- THE TASK: Find the string "однородных" in the data, then copy every line where it is found.

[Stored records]
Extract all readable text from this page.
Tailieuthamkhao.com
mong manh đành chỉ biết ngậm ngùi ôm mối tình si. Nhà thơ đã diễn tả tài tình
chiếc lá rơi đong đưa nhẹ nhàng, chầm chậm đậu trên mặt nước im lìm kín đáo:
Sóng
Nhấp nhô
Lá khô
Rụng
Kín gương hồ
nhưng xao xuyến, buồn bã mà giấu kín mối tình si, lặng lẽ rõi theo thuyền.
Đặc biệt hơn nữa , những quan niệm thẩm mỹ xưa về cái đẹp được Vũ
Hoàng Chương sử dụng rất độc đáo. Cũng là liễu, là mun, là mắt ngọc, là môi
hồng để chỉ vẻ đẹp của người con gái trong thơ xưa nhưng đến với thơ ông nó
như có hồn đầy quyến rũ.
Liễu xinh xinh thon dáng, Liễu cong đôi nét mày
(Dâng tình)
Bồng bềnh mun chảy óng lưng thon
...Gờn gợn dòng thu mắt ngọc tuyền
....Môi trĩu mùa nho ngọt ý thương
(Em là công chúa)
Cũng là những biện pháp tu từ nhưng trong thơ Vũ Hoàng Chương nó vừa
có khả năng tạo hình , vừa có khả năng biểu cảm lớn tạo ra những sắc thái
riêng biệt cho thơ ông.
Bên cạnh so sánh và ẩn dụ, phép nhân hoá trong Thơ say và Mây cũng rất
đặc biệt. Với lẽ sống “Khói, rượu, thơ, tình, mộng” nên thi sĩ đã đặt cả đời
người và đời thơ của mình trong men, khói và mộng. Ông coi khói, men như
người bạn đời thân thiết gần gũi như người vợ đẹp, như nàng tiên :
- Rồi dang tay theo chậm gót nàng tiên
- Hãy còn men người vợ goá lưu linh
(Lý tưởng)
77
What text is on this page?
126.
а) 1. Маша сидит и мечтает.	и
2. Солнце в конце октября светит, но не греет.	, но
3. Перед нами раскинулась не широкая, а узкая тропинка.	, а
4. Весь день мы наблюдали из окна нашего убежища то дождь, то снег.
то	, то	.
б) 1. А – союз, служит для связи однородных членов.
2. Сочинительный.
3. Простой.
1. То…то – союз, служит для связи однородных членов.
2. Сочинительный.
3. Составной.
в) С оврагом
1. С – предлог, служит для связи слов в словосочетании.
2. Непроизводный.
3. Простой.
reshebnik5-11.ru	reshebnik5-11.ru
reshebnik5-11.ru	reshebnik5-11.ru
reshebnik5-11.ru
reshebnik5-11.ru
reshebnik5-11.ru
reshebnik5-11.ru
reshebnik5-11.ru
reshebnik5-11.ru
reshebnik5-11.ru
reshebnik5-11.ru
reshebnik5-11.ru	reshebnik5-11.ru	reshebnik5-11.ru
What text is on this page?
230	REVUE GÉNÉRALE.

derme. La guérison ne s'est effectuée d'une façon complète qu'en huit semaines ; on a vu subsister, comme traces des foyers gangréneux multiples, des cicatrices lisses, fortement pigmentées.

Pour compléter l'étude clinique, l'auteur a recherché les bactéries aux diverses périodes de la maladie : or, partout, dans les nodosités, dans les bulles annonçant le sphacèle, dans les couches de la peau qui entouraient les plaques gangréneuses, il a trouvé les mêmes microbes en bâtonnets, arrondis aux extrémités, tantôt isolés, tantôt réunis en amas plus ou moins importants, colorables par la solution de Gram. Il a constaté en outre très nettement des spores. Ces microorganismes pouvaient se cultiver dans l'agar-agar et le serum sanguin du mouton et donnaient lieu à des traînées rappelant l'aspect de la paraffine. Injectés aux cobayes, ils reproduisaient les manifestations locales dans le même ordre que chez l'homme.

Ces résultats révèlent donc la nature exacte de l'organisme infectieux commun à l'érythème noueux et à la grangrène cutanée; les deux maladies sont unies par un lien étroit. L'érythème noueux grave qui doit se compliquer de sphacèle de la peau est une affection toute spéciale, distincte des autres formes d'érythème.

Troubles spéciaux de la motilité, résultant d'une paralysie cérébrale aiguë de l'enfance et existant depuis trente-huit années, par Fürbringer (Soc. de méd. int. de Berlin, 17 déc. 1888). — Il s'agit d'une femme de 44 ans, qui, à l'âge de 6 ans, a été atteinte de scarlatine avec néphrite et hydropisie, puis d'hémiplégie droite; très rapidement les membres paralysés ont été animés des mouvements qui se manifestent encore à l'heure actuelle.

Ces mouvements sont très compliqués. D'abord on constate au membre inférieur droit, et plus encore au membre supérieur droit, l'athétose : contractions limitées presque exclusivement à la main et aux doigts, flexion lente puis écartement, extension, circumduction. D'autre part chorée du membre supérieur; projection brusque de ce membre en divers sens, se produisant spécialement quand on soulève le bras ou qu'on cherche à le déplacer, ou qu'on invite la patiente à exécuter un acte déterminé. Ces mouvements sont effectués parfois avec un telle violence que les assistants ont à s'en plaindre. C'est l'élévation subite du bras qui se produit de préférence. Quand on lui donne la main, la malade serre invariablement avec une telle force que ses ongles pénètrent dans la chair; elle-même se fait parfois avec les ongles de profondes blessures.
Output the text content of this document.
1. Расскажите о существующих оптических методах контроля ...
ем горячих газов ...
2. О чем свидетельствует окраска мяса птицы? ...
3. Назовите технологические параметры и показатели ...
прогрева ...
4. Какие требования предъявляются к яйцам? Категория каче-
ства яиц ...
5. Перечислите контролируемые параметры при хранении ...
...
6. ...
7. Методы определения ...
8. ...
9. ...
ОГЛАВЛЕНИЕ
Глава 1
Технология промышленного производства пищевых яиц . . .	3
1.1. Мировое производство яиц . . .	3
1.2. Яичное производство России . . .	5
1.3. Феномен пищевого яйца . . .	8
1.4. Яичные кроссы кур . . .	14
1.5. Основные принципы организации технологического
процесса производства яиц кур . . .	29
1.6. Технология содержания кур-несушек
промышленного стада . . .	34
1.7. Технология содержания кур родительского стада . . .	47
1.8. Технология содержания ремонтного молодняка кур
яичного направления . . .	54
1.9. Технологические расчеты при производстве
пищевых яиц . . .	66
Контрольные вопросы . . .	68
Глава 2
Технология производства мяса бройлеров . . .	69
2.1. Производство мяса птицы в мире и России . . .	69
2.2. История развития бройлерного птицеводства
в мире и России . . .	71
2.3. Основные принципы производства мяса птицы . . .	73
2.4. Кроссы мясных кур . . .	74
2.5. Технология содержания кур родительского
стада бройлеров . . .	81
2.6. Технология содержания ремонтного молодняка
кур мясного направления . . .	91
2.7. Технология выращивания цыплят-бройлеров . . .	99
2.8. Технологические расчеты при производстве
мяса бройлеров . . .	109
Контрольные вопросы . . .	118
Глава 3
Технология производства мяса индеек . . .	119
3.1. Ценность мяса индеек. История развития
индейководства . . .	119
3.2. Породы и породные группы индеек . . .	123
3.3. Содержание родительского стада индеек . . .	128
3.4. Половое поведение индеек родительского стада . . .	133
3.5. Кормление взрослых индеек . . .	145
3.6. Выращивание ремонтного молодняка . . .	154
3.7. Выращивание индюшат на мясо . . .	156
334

- EXERCISE OUTPUT:
б) 1. А – союз, служит для связи однородных членов.
1. То…то – союз, служит для связи однородных членов.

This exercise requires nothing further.